Find the lines with the string "screenshot" and return them.

>>

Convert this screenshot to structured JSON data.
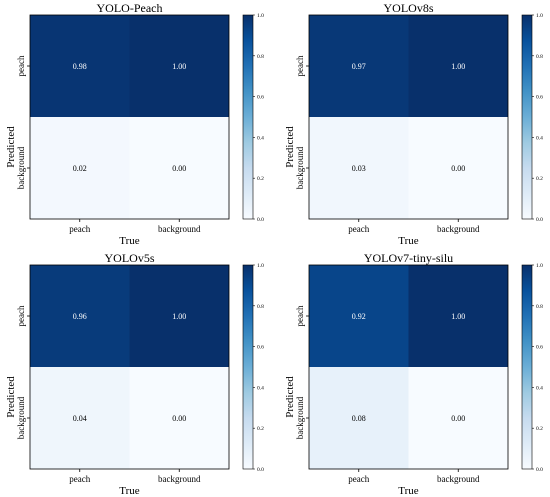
{
  "colorbar": {
    "ticks": [
      "0.0",
      "0.2",
      "0.4",
      "0.6",
      "0.8",
      "1.0"
    ],
    "range": [
      0,
      1
    ],
    "color_min": "#f7fbff",
    "color_max": "#08306b"
  },
  "chart_data": [
    {
      "type": "heatmap",
      "title": "YOLO-Peach",
      "xlabel": "True",
      "ylabel": "Predicted",
      "x_categories": [
        "peach",
        "background"
      ],
      "y_categories": [
        "peach",
        "background"
      ],
      "values": [
        [
          0.98,
          1.0
        ],
        [
          0.02,
          0.0
        ]
      ],
      "labels": [
        [
          "0.98",
          "1.00"
        ],
        [
          "0.02",
          "0.00"
        ]
      ],
      "vmin": 0,
      "vmax": 1
    },
    {
      "type": "heatmap",
      "title": "YOLOv8s",
      "xlabel": "True",
      "ylabel": "Predicted",
      "x_categories": [
        "peach",
        "background"
      ],
      "y_categories": [
        "peach",
        "background"
      ],
      "values": [
        [
          0.97,
          1.0
        ],
        [
          0.03,
          0.0
        ]
      ],
      "labels": [
        [
          "0.97",
          "1.00"
        ],
        [
          "0.03",
          "0.00"
        ]
      ],
      "vmin": 0,
      "vmax": 1
    },
    {
      "type": "heatmap",
      "title": "YOLOv5s",
      "xlabel": "True",
      "ylabel": "Predicted",
      "x_categories": [
        "peach",
        "background"
      ],
      "y_categories": [
        "peach",
        "background"
      ],
      "values": [
        [
          0.96,
          1.0
        ],
        [
          0.04,
          0.0
        ]
      ],
      "labels": [
        [
          "0.96",
          "1.00"
        ],
        [
          "0.04",
          "0.00"
        ]
      ],
      "vmin": 0,
      "vmax": 1
    },
    {
      "type": "heatmap",
      "title": "YOLOv7-tiny-silu",
      "xlabel": "True",
      "ylabel": "Predicted",
      "x_categories": [
        "peach",
        "background"
      ],
      "y_categories": [
        "peach",
        "background"
      ],
      "values": [
        [
          0.92,
          1.0
        ],
        [
          0.08,
          0.0
        ]
      ],
      "labels": [
        [
          "0.92",
          "1.00"
        ],
        [
          "0.08",
          "0.00"
        ]
      ],
      "vmin": 0,
      "vmax": 1
    }
  ]
}
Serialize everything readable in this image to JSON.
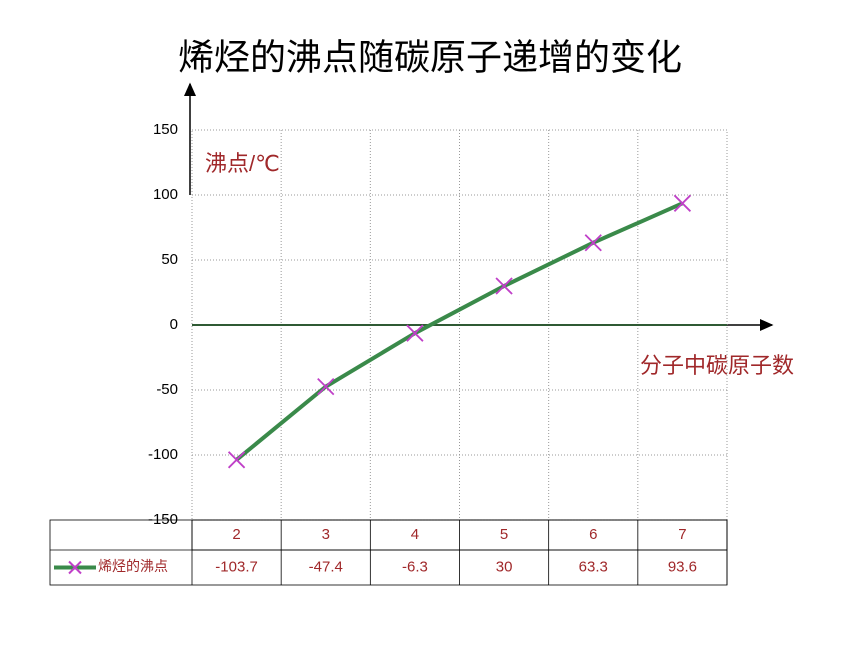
{
  "chart_data": {
    "type": "line",
    "title": "烯烃的沸点随碳原子递增的变化",
    "y_label": "沸点/℃",
    "x_label": "分子中碳原子数",
    "categories": [
      2,
      3,
      4,
      5,
      6,
      7
    ],
    "series": [
      {
        "name": "烯烃的沸点",
        "color": "#3a8a4a",
        "marker_color": "#c040c8",
        "values": [
          -103.7,
          -47.4,
          -6.3,
          30,
          63.3,
          93.6
        ]
      }
    ],
    "ylim": [
      -150,
      150
    ],
    "yticks": [
      150,
      100,
      50,
      0,
      -50,
      -100,
      -150
    ],
    "grid": true
  }
}
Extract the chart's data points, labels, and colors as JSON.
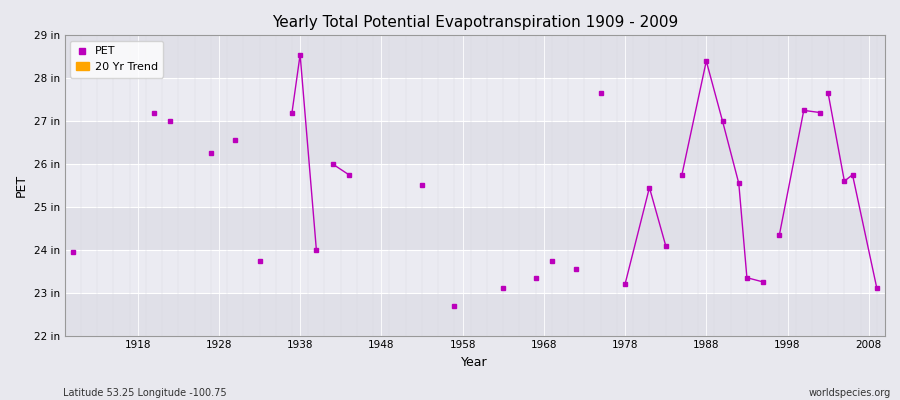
{
  "title": "Yearly Total Potential Evapotranspiration 1909 - 2009",
  "xlabel": "Year",
  "ylabel": "PET",
  "footnote_left": "Latitude 53.25 Longitude -100.75",
  "footnote_right": "worldspecies.org",
  "background_color": "#e8e8ee",
  "plot_bg_light": "#ebebf0",
  "plot_bg_dark": "#dadadf",
  "grid_color": "#ffffff",
  "pet_color": "#bb00bb",
  "trend_color": "#ffa500",
  "ylim": [
    22,
    29
  ],
  "xlim": [
    1909,
    2010
  ],
  "ytick_labels": [
    "22 in",
    "23 in",
    "24 in",
    "25 in",
    "26 in",
    "27 in",
    "28 in",
    "29 in"
  ],
  "ytick_values": [
    22,
    23,
    24,
    25,
    26,
    27,
    28,
    29
  ],
  "xtick_values": [
    1918,
    1928,
    1938,
    1948,
    1958,
    1968,
    1978,
    1988,
    1998,
    2008
  ],
  "pet_data": [
    [
      1910,
      23.95
    ],
    [
      1920,
      27.2
    ],
    [
      1922,
      27.0
    ],
    [
      1927,
      26.25
    ],
    [
      1930,
      26.55
    ],
    [
      1933,
      23.75
    ],
    [
      1937,
      27.2
    ],
    [
      1938,
      28.55
    ],
    [
      1940,
      24.0
    ],
    [
      1942,
      26.0
    ],
    [
      1944,
      25.75
    ],
    [
      1953,
      25.5
    ],
    [
      1957,
      22.7
    ],
    [
      1963,
      23.1
    ],
    [
      1967,
      23.35
    ],
    [
      1969,
      23.75
    ],
    [
      1972,
      23.55
    ],
    [
      1975,
      27.65
    ],
    [
      1978,
      23.2
    ],
    [
      1981,
      25.45
    ],
    [
      1983,
      24.1
    ],
    [
      1985,
      25.75
    ],
    [
      1988,
      28.4
    ],
    [
      1990,
      27.0
    ],
    [
      1992,
      25.55
    ],
    [
      1993,
      23.35
    ],
    [
      1995,
      23.25
    ],
    [
      1997,
      24.35
    ],
    [
      2000,
      27.25
    ],
    [
      2002,
      27.2
    ],
    [
      2003,
      27.65
    ],
    [
      2005,
      25.6
    ],
    [
      2006,
      25.75
    ],
    [
      2009,
      23.1
    ]
  ],
  "connected_segments": [
    [
      [
        1937,
        27.2
      ],
      [
        1938,
        28.55
      ],
      [
        1940,
        24.0
      ]
    ],
    [
      [
        1942,
        26.0
      ],
      [
        1944,
        25.75
      ]
    ],
    [
      [
        1978,
        23.2
      ],
      [
        1981,
        25.45
      ],
      [
        1983,
        24.1
      ]
    ],
    [
      [
        1985,
        25.75
      ],
      [
        1988,
        28.4
      ],
      [
        1990,
        27.0
      ],
      [
        1992,
        25.55
      ],
      [
        1993,
        23.35
      ],
      [
        1995,
        23.25
      ]
    ],
    [
      [
        1997,
        24.35
      ],
      [
        2000,
        27.25
      ],
      [
        2002,
        27.2
      ]
    ],
    [
      [
        2003,
        27.65
      ],
      [
        2005,
        25.6
      ],
      [
        2006,
        25.75
      ],
      [
        2009,
        23.1
      ]
    ]
  ]
}
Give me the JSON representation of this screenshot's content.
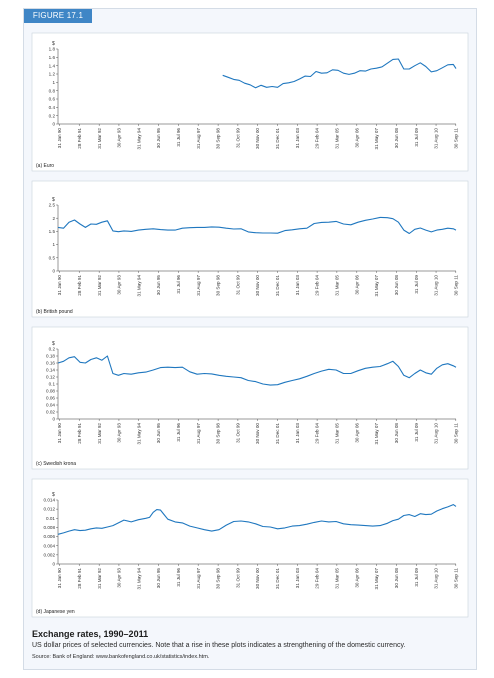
{
  "figure": {
    "label": "FIGURE 17.1",
    "caption_title": "Exchange rates, 1990–2011",
    "caption_text": "US dollar prices of selected currencies. Note that a rise in these plots indicates a strengthening of the domestic currency.",
    "source": "Source: Bank of England: www.bankofengland.co.uk/statistics/index.htm."
  },
  "colors": {
    "line": "#1f77bf",
    "tab": "#3f86c6",
    "panel_bg": "#ffffff"
  },
  "chart_data": [
    {
      "type": "line",
      "panel": "(a) Euro",
      "unit_label": "$",
      "ylim": [
        0,
        1.8
      ],
      "yticks": [
        0,
        0.2,
        0.4,
        0.6,
        0.8,
        1,
        1.2,
        1.4,
        1.6,
        1.8
      ],
      "ytick_labels": [
        "0",
        "0.2",
        "0.4",
        "0.6",
        "0.8",
        "1",
        "1.2",
        "1.4",
        "1.6",
        "1.8"
      ],
      "xlim": [
        1990.0,
        2011.75
      ],
      "xticks": [
        1990.08,
        1991.16,
        1992.25,
        1993.33,
        1994.41,
        1995.5,
        1996.58,
        1997.66,
        1998.75,
        1999.83,
        2000.91,
        2001.99,
        2003.08,
        2004.16,
        2005.24,
        2006.33,
        2007.41,
        2008.49,
        2009.58,
        2010.66,
        2011.74
      ],
      "xtick_labels": [
        "31 Jan 90",
        "28 Feb 91",
        "31 Mar 92",
        "30 Apr 93",
        "31 May 94",
        "30 Jun 95",
        "31 Jul 96",
        "31 Aug 97",
        "30 Sep 98",
        "31 Oct 99",
        "30 Nov 00",
        "31 Dec 01",
        "31 Jan 03",
        "29 Feb 04",
        "31 Mar 05",
        "30 Apr 06",
        "31 May 07",
        "30 Jun 08",
        "31 Jul 09",
        "31 Aug 10",
        "30 Sep 11"
      ],
      "series": [
        {
          "x": [
            1999.0,
            1999.3,
            1999.6,
            1999.9,
            2000.2,
            2000.5,
            2000.8,
            2001.1,
            2001.4,
            2001.7,
            2002.0,
            2002.3,
            2002.6,
            2002.9,
            2003.2,
            2003.5,
            2003.8,
            2004.1,
            2004.4,
            2004.7,
            2005.0,
            2005.3,
            2005.6,
            2005.9,
            2006.2,
            2006.5,
            2006.8,
            2007.1,
            2007.4,
            2007.7,
            2008.0,
            2008.3,
            2008.6,
            2008.9,
            2009.2,
            2009.5,
            2009.8,
            2010.1,
            2010.4,
            2010.7,
            2011.0,
            2011.3,
            2011.6,
            2011.75
          ],
          "y": [
            1.17,
            1.12,
            1.07,
            1.05,
            0.98,
            0.94,
            0.87,
            0.93,
            0.88,
            0.9,
            0.88,
            0.97,
            0.99,
            1.02,
            1.08,
            1.15,
            1.14,
            1.26,
            1.22,
            1.23,
            1.3,
            1.29,
            1.22,
            1.19,
            1.22,
            1.28,
            1.27,
            1.32,
            1.34,
            1.37,
            1.46,
            1.55,
            1.56,
            1.32,
            1.32,
            1.4,
            1.47,
            1.38,
            1.25,
            1.28,
            1.35,
            1.42,
            1.43,
            1.33
          ]
        }
      ]
    },
    {
      "type": "line",
      "panel": "(b) British pound",
      "unit_label": "$",
      "ylim": [
        0,
        2.5
      ],
      "yticks": [
        0,
        0.5,
        1,
        1.5,
        2,
        2.5
      ],
      "ytick_labels": [
        "0",
        "0.5",
        "1",
        "1.5",
        "2",
        "2.5"
      ],
      "xlim": [
        1990.0,
        2011.75
      ],
      "xticks": [
        1990.08,
        1991.16,
        1992.25,
        1993.33,
        1994.41,
        1995.5,
        1996.58,
        1997.66,
        1998.75,
        1999.83,
        2000.91,
        2001.99,
        2003.08,
        2004.16,
        2005.24,
        2006.33,
        2007.41,
        2008.49,
        2009.58,
        2010.66,
        2011.74
      ],
      "xtick_labels": [
        "31 Jan 90",
        "28 Feb 91",
        "31 Mar 92",
        "30 Apr 93",
        "31 May 94",
        "30 Jun 95",
        "31 Jul 96",
        "31 Aug 97",
        "30 Sep 98",
        "31 Oct 99",
        "30 Nov 00",
        "31 Dec 01",
        "31 Jan 03",
        "29 Feb 04",
        "31 Mar 05",
        "30 Apr 06",
        "31 May 07",
        "30 Jun 08",
        "31 Jul 09",
        "31 Aug 10",
        "30 Sep 11"
      ],
      "series": [
        {
          "x": [
            1990.0,
            1990.3,
            1990.6,
            1990.9,
            1991.2,
            1991.5,
            1991.8,
            1992.1,
            1992.4,
            1992.7,
            1993.0,
            1993.3,
            1993.6,
            1994.0,
            1994.4,
            1994.8,
            1995.2,
            1995.6,
            1996.0,
            1996.4,
            1996.8,
            1997.2,
            1997.6,
            1998.0,
            1998.4,
            1998.8,
            1999.2,
            1999.6,
            2000.0,
            2000.4,
            2000.8,
            2001.2,
            2001.6,
            2002.0,
            2002.4,
            2002.8,
            2003.2,
            2003.6,
            2004.0,
            2004.4,
            2004.8,
            2005.2,
            2005.6,
            2006.0,
            2006.4,
            2006.8,
            2007.2,
            2007.6,
            2008.0,
            2008.3,
            2008.6,
            2008.9,
            2009.2,
            2009.5,
            2009.8,
            2010.1,
            2010.4,
            2010.7,
            2011.0,
            2011.3,
            2011.6,
            2011.75
          ],
          "y": [
            1.65,
            1.62,
            1.85,
            1.93,
            1.78,
            1.65,
            1.78,
            1.77,
            1.85,
            1.9,
            1.52,
            1.49,
            1.52,
            1.5,
            1.55,
            1.58,
            1.6,
            1.57,
            1.55,
            1.55,
            1.62,
            1.64,
            1.65,
            1.65,
            1.67,
            1.66,
            1.62,
            1.59,
            1.6,
            1.48,
            1.45,
            1.44,
            1.44,
            1.43,
            1.53,
            1.56,
            1.6,
            1.62,
            1.8,
            1.84,
            1.85,
            1.88,
            1.78,
            1.75,
            1.85,
            1.92,
            1.97,
            2.03,
            2.02,
            1.98,
            1.85,
            1.55,
            1.42,
            1.58,
            1.63,
            1.55,
            1.48,
            1.55,
            1.58,
            1.62,
            1.6,
            1.55
          ]
        }
      ]
    },
    {
      "type": "line",
      "panel": "(c) Swedish krona",
      "unit_label": "$",
      "ylim": [
        0,
        0.2
      ],
      "yticks": [
        0,
        0.02,
        0.04,
        0.06,
        0.08,
        0.1,
        0.12,
        0.14,
        0.16,
        0.18,
        0.2
      ],
      "ytick_labels": [
        "0",
        "0.02",
        "0.04",
        "0.06",
        "0.08",
        "0.1",
        "0.12",
        "0.14",
        "0.16",
        "0.18",
        "0.2"
      ],
      "xlim": [
        1990.0,
        2011.75
      ],
      "xticks": [
        1990.08,
        1991.16,
        1992.25,
        1993.33,
        1994.41,
        1995.5,
        1996.58,
        1997.66,
        1998.75,
        1999.83,
        2000.91,
        2001.99,
        2003.08,
        2004.16,
        2005.24,
        2006.33,
        2007.41,
        2008.49,
        2009.58,
        2010.66,
        2011.74
      ],
      "xtick_labels": [
        "31 Jan 90",
        "28 Feb 91",
        "31 Mar 92",
        "30 Apr 93",
        "31 May 94",
        "30 Jun 95",
        "31 Jul 96",
        "31 Aug 97",
        "30 Sep 98",
        "31 Oct 99",
        "30 Nov 00",
        "31 Dec 01",
        "31 Jan 03",
        "29 Feb 04",
        "31 Mar 05",
        "30 Apr 06",
        "31 May 07",
        "30 Jun 08",
        "31 Jul 09",
        "31 Aug 10",
        "30 Sep 11"
      ],
      "series": [
        {
          "x": [
            1990.0,
            1990.3,
            1990.6,
            1990.9,
            1991.2,
            1991.5,
            1991.8,
            1992.1,
            1992.4,
            1992.7,
            1993.0,
            1993.3,
            1993.6,
            1994.0,
            1994.4,
            1994.8,
            1995.2,
            1995.6,
            1996.0,
            1996.4,
            1996.8,
            1997.2,
            1997.6,
            1998.0,
            1998.4,
            1998.8,
            1999.2,
            1999.6,
            2000.0,
            2000.4,
            2000.8,
            2001.2,
            2001.6,
            2002.0,
            2002.4,
            2002.8,
            2003.2,
            2003.6,
            2004.0,
            2004.4,
            2004.8,
            2005.2,
            2005.6,
            2006.0,
            2006.4,
            2006.8,
            2007.2,
            2007.6,
            2008.0,
            2008.3,
            2008.6,
            2008.9,
            2009.2,
            2009.5,
            2009.8,
            2010.1,
            2010.4,
            2010.7,
            2011.0,
            2011.3,
            2011.6,
            2011.75
          ],
          "y": [
            0.16,
            0.165,
            0.175,
            0.178,
            0.162,
            0.16,
            0.17,
            0.175,
            0.168,
            0.18,
            0.13,
            0.125,
            0.13,
            0.128,
            0.132,
            0.134,
            0.14,
            0.147,
            0.148,
            0.147,
            0.148,
            0.135,
            0.128,
            0.13,
            0.129,
            0.125,
            0.122,
            0.12,
            0.118,
            0.11,
            0.107,
            0.1,
            0.097,
            0.098,
            0.105,
            0.11,
            0.115,
            0.122,
            0.13,
            0.137,
            0.142,
            0.14,
            0.13,
            0.13,
            0.138,
            0.145,
            0.148,
            0.15,
            0.158,
            0.165,
            0.15,
            0.125,
            0.118,
            0.13,
            0.14,
            0.132,
            0.128,
            0.145,
            0.155,
            0.158,
            0.152,
            0.148
          ]
        }
      ]
    },
    {
      "type": "line",
      "panel": "(d) Japanese yen",
      "unit_label": "$",
      "ylim": [
        0,
        0.014
      ],
      "yticks": [
        0,
        0.002,
        0.004,
        0.006,
        0.008,
        0.01,
        0.012,
        0.014
      ],
      "ytick_labels": [
        "0",
        "0.002",
        "0.004",
        "0.006",
        "0.008",
        "0.01",
        "0.012",
        "0.014"
      ],
      "xlim": [
        1990.0,
        2011.75
      ],
      "xticks": [
        1990.08,
        1991.16,
        1992.25,
        1993.33,
        1994.41,
        1995.5,
        1996.58,
        1997.66,
        1998.75,
        1999.83,
        2000.91,
        2001.99,
        2003.08,
        2004.16,
        2005.24,
        2006.33,
        2007.41,
        2008.49,
        2009.58,
        2010.66,
        2011.74
      ],
      "xtick_labels": [
        "31 Jan 90",
        "28 Feb 91",
        "31 Mar 92",
        "30 Apr 93",
        "31 May 94",
        "30 Jun 95",
        "31 Jul 96",
        "31 Aug 97",
        "30 Sep 98",
        "31 Oct 99",
        "30 Nov 00",
        "31 Dec 01",
        "31 Jan 03",
        "29 Feb 04",
        "31 Mar 05",
        "30 Apr 06",
        "31 May 07",
        "30 Jun 08",
        "31 Jul 09",
        "31 Aug 10",
        "30 Sep 11"
      ],
      "series": [
        {
          "x": [
            1990.0,
            1990.3,
            1990.6,
            1990.9,
            1991.2,
            1991.5,
            1991.8,
            1992.1,
            1992.4,
            1992.7,
            1993.0,
            1993.3,
            1993.6,
            1994.0,
            1994.4,
            1994.8,
            1995.0,
            1995.2,
            1995.4,
            1995.6,
            1995.8,
            1996.0,
            1996.4,
            1996.8,
            1997.2,
            1997.6,
            1998.0,
            1998.4,
            1998.8,
            1999.2,
            1999.6,
            2000.0,
            2000.4,
            2000.8,
            2001.2,
            2001.6,
            2002.0,
            2002.4,
            2002.8,
            2003.2,
            2003.6,
            2004.0,
            2004.4,
            2004.8,
            2005.2,
            2005.6,
            2006.0,
            2006.4,
            2006.8,
            2007.2,
            2007.6,
            2008.0,
            2008.3,
            2008.6,
            2008.9,
            2009.2,
            2009.5,
            2009.8,
            2010.1,
            2010.4,
            2010.7,
            2011.0,
            2011.3,
            2011.6,
            2011.75
          ],
          "y": [
            0.0065,
            0.0068,
            0.0072,
            0.0075,
            0.0073,
            0.0074,
            0.0077,
            0.0079,
            0.0078,
            0.0081,
            0.0084,
            0.009,
            0.0096,
            0.0092,
            0.0097,
            0.01,
            0.0102,
            0.0113,
            0.0119,
            0.0118,
            0.0108,
            0.0098,
            0.0092,
            0.009,
            0.0083,
            0.0079,
            0.0075,
            0.0072,
            0.0075,
            0.0085,
            0.0093,
            0.0094,
            0.0092,
            0.0088,
            0.0082,
            0.0081,
            0.0077,
            0.0079,
            0.0083,
            0.0084,
            0.0087,
            0.0091,
            0.0094,
            0.0092,
            0.0093,
            0.0088,
            0.0086,
            0.0085,
            0.0084,
            0.0083,
            0.0084,
            0.0089,
            0.0095,
            0.0098,
            0.0106,
            0.0108,
            0.0104,
            0.011,
            0.0108,
            0.0109,
            0.0116,
            0.0121,
            0.0125,
            0.013,
            0.0126
          ]
        }
      ]
    }
  ]
}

<<

**Expected answer**
Convert this screenshot to structured JSON data.
Give me the JSON representation of this screenshot's content.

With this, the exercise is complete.